- **What you will do**
Each entry below is to be transcribed exactly.
start
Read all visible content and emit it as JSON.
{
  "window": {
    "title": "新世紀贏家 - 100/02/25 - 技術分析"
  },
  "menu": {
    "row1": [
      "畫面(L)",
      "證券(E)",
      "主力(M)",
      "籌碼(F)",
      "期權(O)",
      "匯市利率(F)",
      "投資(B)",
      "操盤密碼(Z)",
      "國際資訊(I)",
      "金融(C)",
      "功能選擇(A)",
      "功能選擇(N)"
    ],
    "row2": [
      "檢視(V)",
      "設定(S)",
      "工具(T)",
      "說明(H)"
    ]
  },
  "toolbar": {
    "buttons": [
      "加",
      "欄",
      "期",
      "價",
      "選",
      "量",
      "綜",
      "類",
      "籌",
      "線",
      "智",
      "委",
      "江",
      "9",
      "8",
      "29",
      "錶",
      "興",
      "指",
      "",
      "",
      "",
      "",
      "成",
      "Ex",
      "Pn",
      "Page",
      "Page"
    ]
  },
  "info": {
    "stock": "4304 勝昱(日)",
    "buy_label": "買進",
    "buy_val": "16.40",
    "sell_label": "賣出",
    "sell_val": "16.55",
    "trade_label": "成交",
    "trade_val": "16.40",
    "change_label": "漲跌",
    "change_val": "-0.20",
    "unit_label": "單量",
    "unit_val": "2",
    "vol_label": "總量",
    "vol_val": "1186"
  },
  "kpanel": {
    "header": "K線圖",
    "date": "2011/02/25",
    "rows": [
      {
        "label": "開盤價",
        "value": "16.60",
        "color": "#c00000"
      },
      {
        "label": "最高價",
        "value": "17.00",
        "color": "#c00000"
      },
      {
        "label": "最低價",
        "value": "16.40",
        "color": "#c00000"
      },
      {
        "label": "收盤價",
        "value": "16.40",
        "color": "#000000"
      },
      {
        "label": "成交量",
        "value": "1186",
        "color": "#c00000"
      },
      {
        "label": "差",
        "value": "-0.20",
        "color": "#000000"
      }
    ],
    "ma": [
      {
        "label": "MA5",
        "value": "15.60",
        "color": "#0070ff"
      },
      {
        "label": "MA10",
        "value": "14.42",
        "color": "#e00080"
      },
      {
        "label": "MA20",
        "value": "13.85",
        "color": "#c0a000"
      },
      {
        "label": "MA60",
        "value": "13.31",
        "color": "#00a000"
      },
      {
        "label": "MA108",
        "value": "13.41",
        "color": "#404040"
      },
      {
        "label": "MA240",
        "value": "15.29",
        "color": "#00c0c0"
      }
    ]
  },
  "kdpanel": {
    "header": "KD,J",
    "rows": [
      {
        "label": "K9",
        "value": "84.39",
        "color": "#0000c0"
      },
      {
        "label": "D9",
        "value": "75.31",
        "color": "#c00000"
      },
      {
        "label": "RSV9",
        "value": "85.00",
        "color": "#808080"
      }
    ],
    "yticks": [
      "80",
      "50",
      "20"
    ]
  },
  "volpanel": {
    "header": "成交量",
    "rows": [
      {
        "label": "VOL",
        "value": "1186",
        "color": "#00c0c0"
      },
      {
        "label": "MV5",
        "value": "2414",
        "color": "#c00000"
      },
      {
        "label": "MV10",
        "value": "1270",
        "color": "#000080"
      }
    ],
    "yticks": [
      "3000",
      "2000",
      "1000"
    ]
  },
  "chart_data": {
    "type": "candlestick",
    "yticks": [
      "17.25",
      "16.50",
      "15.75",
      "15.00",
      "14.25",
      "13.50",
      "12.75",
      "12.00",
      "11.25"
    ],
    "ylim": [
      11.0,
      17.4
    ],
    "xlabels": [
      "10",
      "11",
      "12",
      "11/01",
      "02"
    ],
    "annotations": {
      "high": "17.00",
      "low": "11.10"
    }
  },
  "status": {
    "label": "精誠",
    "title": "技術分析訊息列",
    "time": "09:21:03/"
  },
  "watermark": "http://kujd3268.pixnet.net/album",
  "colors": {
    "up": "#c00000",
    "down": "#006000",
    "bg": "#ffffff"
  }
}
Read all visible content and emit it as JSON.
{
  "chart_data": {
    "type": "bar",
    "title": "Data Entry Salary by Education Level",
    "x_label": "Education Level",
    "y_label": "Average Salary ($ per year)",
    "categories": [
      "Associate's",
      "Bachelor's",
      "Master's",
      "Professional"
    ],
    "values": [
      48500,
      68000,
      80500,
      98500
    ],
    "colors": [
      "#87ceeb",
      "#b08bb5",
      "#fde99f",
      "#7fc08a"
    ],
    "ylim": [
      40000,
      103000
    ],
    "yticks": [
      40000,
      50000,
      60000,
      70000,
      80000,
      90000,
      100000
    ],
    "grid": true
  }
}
end
- **Correct response**
Read all visible content and emit it as JSON.
{
  "window": {
    "title": "新世紀贏家 - 100/02/25 - 技術分析"
  },
  "menu": {
    "row1": [
      "畫面(L)",
      "證券(E)",
      "主力(M)",
      "籌碼(F)",
      "期權(O)",
      "匯市利率(F)",
      "投資(B)",
      "操盤密碼(Z)",
      "國際資訊(I)",
      "金融(C)",
      "功能選擇(A)",
      "功能選擇(N)"
    ],
    "row2": [
      "檢視(V)",
      "設定(S)",
      "工具(T)",
      "說明(H)"
    ]
  },
  "toolbar": {
    "buttons": [
      "加",
      "欄",
      "期",
      "價",
      "選",
      "量",
      "綜",
      "類",
      "籌",
      "線",
      "智",
      "委",
      "江",
      "9",
      "8",
      "29",
      "錶",
      "興",
      "指",
      "",
      "",
      "",
      "",
      "成",
      "Ex",
      "Pn",
      "Page",
      "Page"
    ]
  },
  "info": {
    "stock": "4304 勝昱(日)",
    "buy_label": "買進",
    "buy_val": "16.40",
    "sell_label": "賣出",
    "sell_val": "16.55",
    "trade_label": "成交",
    "trade_val": "16.40",
    "change_label": "漲跌",
    "change_val": "-0.20",
    "unit_label": "單量",
    "unit_val": "2",
    "vol_label": "總量",
    "vol_val": "1186"
  },
  "kpanel": {
    "header": "K線圖",
    "date": "2011/02/25",
    "rows": [
      {
        "label": "開盤價",
        "value": "16.60",
        "color": "#c00000"
      },
      {
        "label": "最高價",
        "value": "17.00",
        "color": "#c00000"
      },
      {
        "label": "最低價",
        "value": "16.40",
        "color": "#c00000"
      },
      {
        "label": "收盤價",
        "value": "16.40",
        "color": "#000000"
      },
      {
        "label": "成交量",
        "value": "1186",
        "color": "#c00000"
      },
      {
        "label": "差",
        "value": "-0.20",
        "color": "#000000"
      }
    ],
    "ma": [
      {
        "label": "MA5",
        "value": "15.60",
        "color": "#0070ff"
      },
      {
        "label": "MA10",
        "value": "14.42",
        "color": "#e00080"
      },
      {
        "label": "MA20",
        "value": "13.85",
        "color": "#c0a000"
      },
      {
        "label": "MA60",
        "value": "13.31",
        "color": "#00a000"
      },
      {
        "label": "MA108",
        "value": "13.41",
        "color": "#404040"
      },
      {
        "label": "MA240",
        "value": "15.29",
        "color": "#00c0c0"
      }
    ]
  },
  "kdpanel": {
    "header": "KD,J",
    "rows": [
      {
        "label": "K9",
        "value": "84.39",
        "color": "#0000c0"
      },
      {
        "label": "D9",
        "value": "75.31",
        "color": "#c00000"
      },
      {
        "label": "RSV9",
        "value": "85.00",
        "color": "#808080"
      }
    ],
    "yticks": [
      "80",
      "50",
      "20"
    ]
  },
  "volpanel": {
    "header": "成交量",
    "rows": [
      {
        "label": "VOL",
        "value": "1186",
        "color": "#00c0c0"
      },
      {
        "label": "MV5",
        "value": "2414",
        "color": "#c00000"
      },
      {
        "label": "MV10",
        "value": "1270",
        "color": "#000080"
      }
    ],
    "yticks": [
      "3000",
      "2000",
      "1000"
    ]
  },
  "chart_data": {
    "type": "candlestick",
    "yticks": [
      "17.25",
      "16.50",
      "15.75",
      "15.00",
      "14.25",
      "13.50",
      "12.75",
      "12.00",
      "11.25"
    ],
    "ylim": [
      11.0,
      17.4
    ],
    "xlabels": [
      "10",
      "11",
      "12",
      "11/01",
      "02"
    ],
    "annotations": {
      "high": "17.00",
      "low": "11.10"
    }
  },
  "status": {
    "label": "精誠",
    "title": "技術分析訊息列",
    "time": "09:21:03/"
  },
  "watermark": "http://kujd3268.pixnet.net/album",
  "colors": {
    "up": "#c00000",
    "down": "#006000",
    "bg": "#ffffff"
  }
}
Read all visible content and emit it as JSON.
{
  "chart_data": {
    "type": "bar",
    "title": "Data Entry Salary by Education Level",
    "x_label": "Education Level",
    "y_label": "Average Salary ($ per year)",
    "categories": [
      "Associate's",
      "Bachelor's",
      "Master's",
      "Professional"
    ],
    "values": [
      48500,
      68000,
      80500,
      98500
    ],
    "colors": [
      "#87ceeb",
      "#b08bb5",
      "#fde99f",
      "#7fc08a"
    ],
    "ylim": [
      40000,
      103000
    ],
    "yticks": [
      40000,
      50000,
      60000,
      70000,
      80000,
      90000,
      100000
    ],
    "grid": true
  }
}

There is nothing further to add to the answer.